Given problem: Give, as a bare number, the count of lines that contain the word "Blinkfire".

Material for the task:
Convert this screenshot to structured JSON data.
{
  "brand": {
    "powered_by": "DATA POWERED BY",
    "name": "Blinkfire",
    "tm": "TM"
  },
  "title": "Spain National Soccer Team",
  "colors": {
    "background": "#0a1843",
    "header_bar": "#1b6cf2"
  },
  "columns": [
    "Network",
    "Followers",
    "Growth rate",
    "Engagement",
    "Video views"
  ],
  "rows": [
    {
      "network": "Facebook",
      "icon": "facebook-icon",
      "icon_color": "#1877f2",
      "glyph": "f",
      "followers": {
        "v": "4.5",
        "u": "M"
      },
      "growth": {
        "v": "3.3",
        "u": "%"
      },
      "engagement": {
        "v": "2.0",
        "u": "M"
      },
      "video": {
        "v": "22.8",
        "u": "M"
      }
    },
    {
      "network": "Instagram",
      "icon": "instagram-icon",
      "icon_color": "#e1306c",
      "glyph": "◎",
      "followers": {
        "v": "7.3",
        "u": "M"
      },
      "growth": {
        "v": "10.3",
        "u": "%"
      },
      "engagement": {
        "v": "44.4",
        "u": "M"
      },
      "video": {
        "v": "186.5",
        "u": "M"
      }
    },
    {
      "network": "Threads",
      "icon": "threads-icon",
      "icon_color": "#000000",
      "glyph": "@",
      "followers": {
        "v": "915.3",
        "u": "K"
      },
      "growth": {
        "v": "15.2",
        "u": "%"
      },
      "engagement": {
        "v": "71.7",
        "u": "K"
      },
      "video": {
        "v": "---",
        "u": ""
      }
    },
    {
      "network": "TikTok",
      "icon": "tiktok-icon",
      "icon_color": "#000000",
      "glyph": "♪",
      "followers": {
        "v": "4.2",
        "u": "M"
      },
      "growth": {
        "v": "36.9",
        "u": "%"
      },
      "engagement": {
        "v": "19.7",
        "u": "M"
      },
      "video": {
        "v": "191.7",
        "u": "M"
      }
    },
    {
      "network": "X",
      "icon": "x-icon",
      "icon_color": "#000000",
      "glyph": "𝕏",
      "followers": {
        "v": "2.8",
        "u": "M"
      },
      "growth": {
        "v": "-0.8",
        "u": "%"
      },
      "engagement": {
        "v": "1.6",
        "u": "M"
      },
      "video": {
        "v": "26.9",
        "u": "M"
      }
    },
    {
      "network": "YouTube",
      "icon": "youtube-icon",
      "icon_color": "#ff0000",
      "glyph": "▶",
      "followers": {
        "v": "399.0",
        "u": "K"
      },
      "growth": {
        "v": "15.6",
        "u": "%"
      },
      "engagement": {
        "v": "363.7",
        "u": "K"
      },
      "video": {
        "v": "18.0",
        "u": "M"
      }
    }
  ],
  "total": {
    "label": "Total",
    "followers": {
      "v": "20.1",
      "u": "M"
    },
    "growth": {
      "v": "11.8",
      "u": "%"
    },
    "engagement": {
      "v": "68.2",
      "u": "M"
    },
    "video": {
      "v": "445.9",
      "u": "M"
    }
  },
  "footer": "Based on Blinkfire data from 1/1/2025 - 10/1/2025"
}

Correct output: 2